━━━━━ ENTRIES

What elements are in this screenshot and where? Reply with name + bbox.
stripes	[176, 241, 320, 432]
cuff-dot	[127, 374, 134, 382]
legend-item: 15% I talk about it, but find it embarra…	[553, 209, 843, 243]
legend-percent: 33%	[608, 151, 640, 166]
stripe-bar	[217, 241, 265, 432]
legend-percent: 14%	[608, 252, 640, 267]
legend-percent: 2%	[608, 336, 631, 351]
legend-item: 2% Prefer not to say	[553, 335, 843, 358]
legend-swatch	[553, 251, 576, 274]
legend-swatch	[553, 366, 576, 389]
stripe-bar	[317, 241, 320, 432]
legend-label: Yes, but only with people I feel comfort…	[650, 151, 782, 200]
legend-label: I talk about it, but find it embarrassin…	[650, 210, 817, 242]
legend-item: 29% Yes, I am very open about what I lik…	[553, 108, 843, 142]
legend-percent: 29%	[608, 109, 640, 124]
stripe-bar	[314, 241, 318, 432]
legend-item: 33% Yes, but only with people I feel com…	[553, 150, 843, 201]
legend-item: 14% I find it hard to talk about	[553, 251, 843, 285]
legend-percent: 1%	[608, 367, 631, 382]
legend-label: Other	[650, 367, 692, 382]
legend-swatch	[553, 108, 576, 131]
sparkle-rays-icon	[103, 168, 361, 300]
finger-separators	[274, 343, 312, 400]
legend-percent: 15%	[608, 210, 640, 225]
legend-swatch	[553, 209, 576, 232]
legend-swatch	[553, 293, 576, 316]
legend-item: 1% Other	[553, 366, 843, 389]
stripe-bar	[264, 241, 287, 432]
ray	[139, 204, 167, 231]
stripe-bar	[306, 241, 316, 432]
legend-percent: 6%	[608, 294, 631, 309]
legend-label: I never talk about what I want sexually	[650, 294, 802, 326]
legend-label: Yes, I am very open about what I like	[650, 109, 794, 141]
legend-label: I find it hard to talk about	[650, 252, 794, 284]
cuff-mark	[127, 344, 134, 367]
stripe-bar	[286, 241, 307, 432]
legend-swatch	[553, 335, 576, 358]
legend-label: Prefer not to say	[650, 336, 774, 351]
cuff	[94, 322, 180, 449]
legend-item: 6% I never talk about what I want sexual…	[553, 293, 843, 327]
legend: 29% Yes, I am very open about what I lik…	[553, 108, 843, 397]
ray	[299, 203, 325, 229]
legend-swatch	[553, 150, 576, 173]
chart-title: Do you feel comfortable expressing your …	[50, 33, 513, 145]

━━━━━━━━━━

INSTRUCTIONS FOR THE TASK: Set out the items, from the first line up to and including the line with "252, 640, 267]", as a Markdown table with the columns Row and Line, one numbered row per line and blank lines omitted.

SOLUTION TO THIS TASK:
| Row | Line |
|---|---|
| 1 | What elements are in this screenshot and where? Reply with name + bbox. |
| 2 | stripes	[176, 241, 320, 432] |
| 3 | cuff-dot	[127, 374, 134, 382] |
| 4 | legend-item: 15% I talk about it, but find it embarra…	[553, 209, 843, 243] |
| 5 | legend-percent: 33%	[608, 151, 640, 166] |
| 6 | stripe-bar	[217, 241, 265, 432] |
| 7 | legend-percent: 14%	[608, 252, 640, 267] |